## begin

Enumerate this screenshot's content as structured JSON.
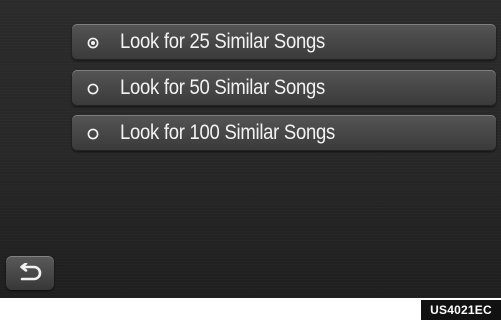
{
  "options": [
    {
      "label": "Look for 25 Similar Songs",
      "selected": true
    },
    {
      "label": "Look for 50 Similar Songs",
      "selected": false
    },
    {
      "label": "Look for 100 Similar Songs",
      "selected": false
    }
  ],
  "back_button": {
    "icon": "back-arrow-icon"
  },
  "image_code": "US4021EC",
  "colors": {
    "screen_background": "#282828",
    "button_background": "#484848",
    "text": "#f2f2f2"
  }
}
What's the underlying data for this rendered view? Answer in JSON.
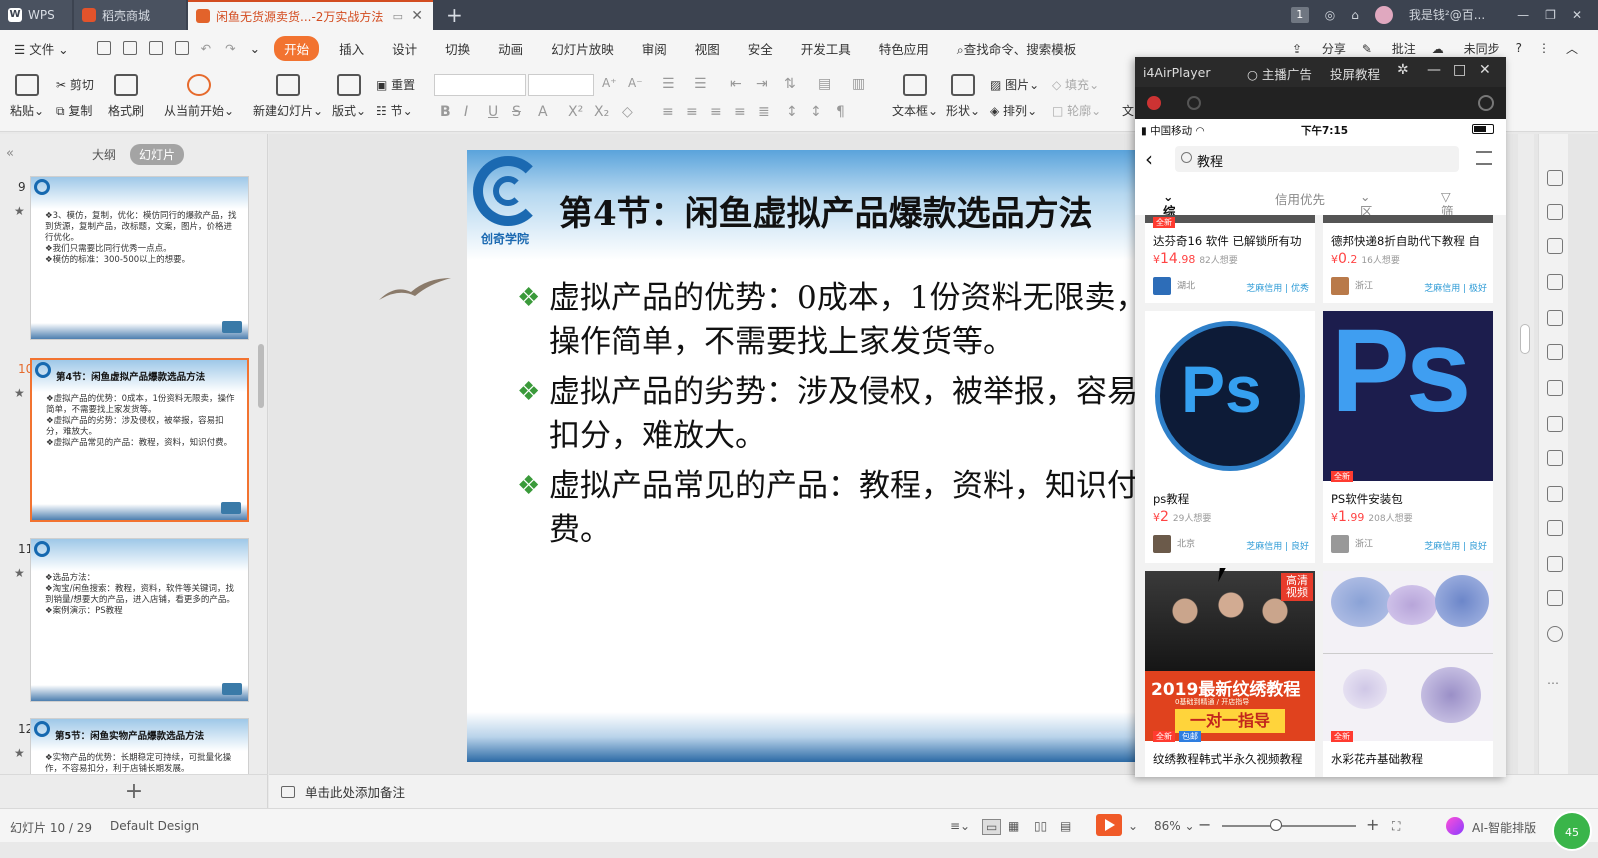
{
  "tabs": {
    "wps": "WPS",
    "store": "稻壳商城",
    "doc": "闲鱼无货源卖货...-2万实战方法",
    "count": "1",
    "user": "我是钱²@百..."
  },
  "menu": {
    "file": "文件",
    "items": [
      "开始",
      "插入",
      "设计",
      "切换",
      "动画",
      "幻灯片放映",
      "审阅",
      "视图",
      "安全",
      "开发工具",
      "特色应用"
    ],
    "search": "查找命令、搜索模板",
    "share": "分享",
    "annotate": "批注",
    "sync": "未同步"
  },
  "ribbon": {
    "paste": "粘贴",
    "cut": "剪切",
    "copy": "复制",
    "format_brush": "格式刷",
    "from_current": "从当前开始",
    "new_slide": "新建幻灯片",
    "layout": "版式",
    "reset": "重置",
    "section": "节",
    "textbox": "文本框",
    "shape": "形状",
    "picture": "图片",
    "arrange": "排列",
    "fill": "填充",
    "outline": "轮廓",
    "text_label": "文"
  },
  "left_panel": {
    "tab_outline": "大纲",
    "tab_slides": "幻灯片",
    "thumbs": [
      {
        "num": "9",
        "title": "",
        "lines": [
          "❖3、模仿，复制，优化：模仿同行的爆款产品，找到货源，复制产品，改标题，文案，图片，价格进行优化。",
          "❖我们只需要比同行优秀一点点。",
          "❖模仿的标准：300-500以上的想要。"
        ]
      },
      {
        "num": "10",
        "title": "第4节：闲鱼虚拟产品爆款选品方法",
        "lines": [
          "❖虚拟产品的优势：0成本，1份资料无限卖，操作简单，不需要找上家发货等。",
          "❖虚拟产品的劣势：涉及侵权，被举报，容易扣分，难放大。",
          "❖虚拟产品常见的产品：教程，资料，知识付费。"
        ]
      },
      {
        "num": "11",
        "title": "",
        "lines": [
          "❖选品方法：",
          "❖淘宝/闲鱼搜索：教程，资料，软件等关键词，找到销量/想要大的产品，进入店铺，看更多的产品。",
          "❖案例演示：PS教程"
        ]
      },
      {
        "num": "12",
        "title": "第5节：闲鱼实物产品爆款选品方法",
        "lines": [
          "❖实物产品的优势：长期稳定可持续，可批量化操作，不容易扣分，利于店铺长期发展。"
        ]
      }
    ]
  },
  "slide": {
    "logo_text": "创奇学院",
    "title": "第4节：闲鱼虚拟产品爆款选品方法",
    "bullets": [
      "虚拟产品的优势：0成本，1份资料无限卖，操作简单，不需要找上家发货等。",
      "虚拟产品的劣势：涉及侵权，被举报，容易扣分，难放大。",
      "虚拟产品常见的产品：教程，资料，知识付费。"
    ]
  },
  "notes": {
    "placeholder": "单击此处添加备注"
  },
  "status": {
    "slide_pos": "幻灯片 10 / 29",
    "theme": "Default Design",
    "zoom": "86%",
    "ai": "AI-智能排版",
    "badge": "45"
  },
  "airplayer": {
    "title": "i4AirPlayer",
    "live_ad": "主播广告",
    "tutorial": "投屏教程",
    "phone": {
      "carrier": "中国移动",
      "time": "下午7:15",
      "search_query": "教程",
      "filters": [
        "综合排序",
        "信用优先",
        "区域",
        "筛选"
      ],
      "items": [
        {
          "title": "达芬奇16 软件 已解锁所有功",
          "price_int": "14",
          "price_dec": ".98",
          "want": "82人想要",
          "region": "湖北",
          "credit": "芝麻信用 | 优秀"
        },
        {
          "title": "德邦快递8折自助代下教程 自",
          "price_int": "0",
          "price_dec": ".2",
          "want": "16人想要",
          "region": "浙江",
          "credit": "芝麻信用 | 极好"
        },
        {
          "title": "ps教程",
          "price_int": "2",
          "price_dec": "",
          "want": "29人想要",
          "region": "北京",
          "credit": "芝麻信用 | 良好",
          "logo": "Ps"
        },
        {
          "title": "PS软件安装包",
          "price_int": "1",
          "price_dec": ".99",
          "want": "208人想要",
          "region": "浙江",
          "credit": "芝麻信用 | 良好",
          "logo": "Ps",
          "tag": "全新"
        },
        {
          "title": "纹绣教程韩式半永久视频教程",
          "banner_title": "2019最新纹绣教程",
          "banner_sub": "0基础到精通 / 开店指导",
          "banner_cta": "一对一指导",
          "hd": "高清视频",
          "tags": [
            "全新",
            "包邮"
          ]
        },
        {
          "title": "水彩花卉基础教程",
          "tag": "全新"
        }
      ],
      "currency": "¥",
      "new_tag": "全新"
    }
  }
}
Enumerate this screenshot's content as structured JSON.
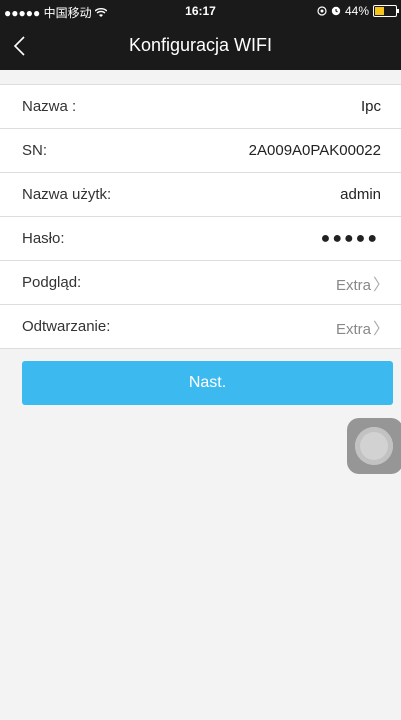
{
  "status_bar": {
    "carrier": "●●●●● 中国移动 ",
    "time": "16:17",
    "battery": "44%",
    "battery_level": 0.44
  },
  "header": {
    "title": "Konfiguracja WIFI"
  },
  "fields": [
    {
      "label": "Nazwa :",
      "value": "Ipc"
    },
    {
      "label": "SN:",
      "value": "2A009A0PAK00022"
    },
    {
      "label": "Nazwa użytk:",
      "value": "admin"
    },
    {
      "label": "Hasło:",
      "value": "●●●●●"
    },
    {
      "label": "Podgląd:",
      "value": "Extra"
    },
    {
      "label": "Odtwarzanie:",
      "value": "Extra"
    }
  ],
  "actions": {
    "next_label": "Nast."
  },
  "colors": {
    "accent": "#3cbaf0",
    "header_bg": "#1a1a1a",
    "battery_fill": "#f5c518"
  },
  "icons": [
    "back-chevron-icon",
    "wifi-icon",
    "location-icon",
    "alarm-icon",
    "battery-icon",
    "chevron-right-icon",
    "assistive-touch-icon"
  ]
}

## end

Give all the entries again exactly, dropping each picture.

Enumerate this screenshot's content as structured JSON.
{
  "options": [
    {
      "label": "Look for 25 Similar Songs",
      "selected": true
    },
    {
      "label": "Look for 50 Similar Songs",
      "selected": false
    },
    {
      "label": "Look for 100 Similar Songs",
      "selected": false
    }
  ],
  "back_button": {
    "icon": "back-arrow-icon"
  },
  "image_code": "US4021EC",
  "colors": {
    "screen_background": "#282828",
    "button_background": "#484848",
    "text": "#f2f2f2"
  }
}
What's the underlying data for this rendered view? Answer in JSON.
{
  "tabs": {
    "wps": "WPS",
    "store": "稻壳商城",
    "doc": "闲鱼无货源卖货...-2万实战方法",
    "count": "1",
    "user": "我是钱²@百..."
  },
  "menu": {
    "file": "文件",
    "items": [
      "开始",
      "插入",
      "设计",
      "切换",
      "动画",
      "幻灯片放映",
      "审阅",
      "视图",
      "安全",
      "开发工具",
      "特色应用"
    ],
    "search": "查找命令、搜索模板",
    "share": "分享",
    "annotate": "批注",
    "sync": "未同步"
  },
  "ribbon": {
    "paste": "粘贴",
    "cut": "剪切",
    "copy": "复制",
    "format_brush": "格式刷",
    "from_current": "从当前开始",
    "new_slide": "新建幻灯片",
    "layout": "版式",
    "reset": "重置",
    "section": "节",
    "textbox": "文本框",
    "shape": "形状",
    "picture": "图片",
    "arrange": "排列",
    "fill": "填充",
    "outline": "轮廓",
    "text_label": "文"
  },
  "left_panel": {
    "tab_outline": "大纲",
    "tab_slides": "幻灯片",
    "thumbs": [
      {
        "num": "9",
        "title": "",
        "lines": [
          "❖3、模仿，复制，优化：模仿同行的爆款产品，找到货源，复制产品，改标题，文案，图片，价格进行优化。",
          "❖我们只需要比同行优秀一点点。",
          "❖模仿的标准：300-500以上的想要。"
        ]
      },
      {
        "num": "10",
        "title": "第4节：闲鱼虚拟产品爆款选品方法",
        "lines": [
          "❖虚拟产品的优势：0成本，1份资料无限卖，操作简单，不需要找上家发货等。",
          "❖虚拟产品的劣势：涉及侵权，被举报，容易扣分，难放大。",
          "❖虚拟产品常见的产品：教程，资料，知识付费。"
        ]
      },
      {
        "num": "11",
        "title": "",
        "lines": [
          "❖选品方法：",
          "❖淘宝/闲鱼搜索：教程，资料，软件等关键词，找到销量/想要大的产品，进入店铺，看更多的产品。",
          "❖案例演示：PS教程"
        ]
      },
      {
        "num": "12",
        "title": "第5节：闲鱼实物产品爆款选品方法",
        "lines": [
          "❖实物产品的优势：长期稳定可持续，可批量化操作，不容易扣分，利于店铺长期发展。"
        ]
      }
    ]
  },
  "slide": {
    "logo_text": "创奇学院",
    "title": "第4节：闲鱼虚拟产品爆款选品方法",
    "bullets": [
      "虚拟产品的优势：0成本，1份资料无限卖，操作简单，不需要找上家发货等。",
      "虚拟产品的劣势：涉及侵权，被举报，容易扣分，难放大。",
      "虚拟产品常见的产品：教程，资料，知识付费。"
    ]
  },
  "notes": {
    "placeholder": "单击此处添加备注"
  },
  "status": {
    "slide_pos": "幻灯片 10 / 29",
    "theme": "Default Design",
    "zoom": "86%",
    "ai": "AI-智能排版",
    "badge": "45"
  },
  "airplayer": {
    "title": "i4AirPlayer",
    "live_ad": "主播广告",
    "tutorial": "投屏教程",
    "phone": {
      "carrier": "中国移动",
      "time": "下午7:15",
      "search_query": "教程",
      "filters": [
        "综合排序",
        "信用优先",
        "区域",
        "筛选"
      ],
      "items": [
        {
          "title": "达芬奇16 软件 已解锁所有功",
          "price_int": "14",
          "price_dec": ".98",
          "want": "82人想要",
          "region": "湖北",
          "credit": "芝麻信用 | 优秀"
        },
        {
          "title": "德邦快递8折自助代下教程 自",
          "price_int": "0",
          "price_dec": ".2",
          "want": "16人想要",
          "region": "浙江",
          "credit": "芝麻信用 | 极好"
        },
        {
          "title": "ps教程",
          "price_int": "2",
          "price_dec": "",
          "want": "29人想要",
          "region": "北京",
          "credit": "芝麻信用 | 良好",
          "logo": "Ps"
        },
        {
          "title": "PS软件安装包",
          "price_int": "1",
          "price_dec": ".99",
          "want": "208人想要",
          "region": "浙江",
          "credit": "芝麻信用 | 良好",
          "logo": "Ps",
          "tag": "全新"
        },
        {
          "title": "纹绣教程韩式半永久视频教程",
          "banner_title": "2019最新纹绣教程",
          "banner_sub": "0基础到精通 / 开店指导",
          "banner_cta": "一对一指导",
          "hd": "高清视频",
          "tags": [
            "全新",
            "包邮"
          ]
        },
        {
          "title": "水彩花卉基础教程",
          "tag": "全新"
        }
      ],
      "currency": "¥",
      "new_tag": "全新"
    }
  }
}
Enumerate this screenshot's content as structured JSON.
{
  "status_bar": {
    "carrier": "●●●●● 中国移动 ",
    "time": "16:17",
    "battery": "44%",
    "battery_level": 0.44
  },
  "header": {
    "title": "Konfiguracja WIFI"
  },
  "fields": [
    {
      "label": "Nazwa :",
      "value": "Ipc"
    },
    {
      "label": "SN:",
      "value": "2A009A0PAK00022"
    },
    {
      "label": "Nazwa użytk:",
      "value": "admin"
    },
    {
      "label": "Hasło:",
      "value": "●●●●●"
    },
    {
      "label": "Podgląd:",
      "value": "Extra"
    },
    {
      "label": "Odtwarzanie:",
      "value": "Extra"
    }
  ],
  "actions": {
    "next_label": "Nast."
  },
  "colors": {
    "accent": "#3cbaf0",
    "header_bg": "#1a1a1a",
    "battery_fill": "#f5c518"
  },
  "icons": [
    "back-chevron-icon",
    "wifi-icon",
    "location-icon",
    "alarm-icon",
    "battery-icon",
    "chevron-right-icon",
    "assistive-touch-icon"
  ]
}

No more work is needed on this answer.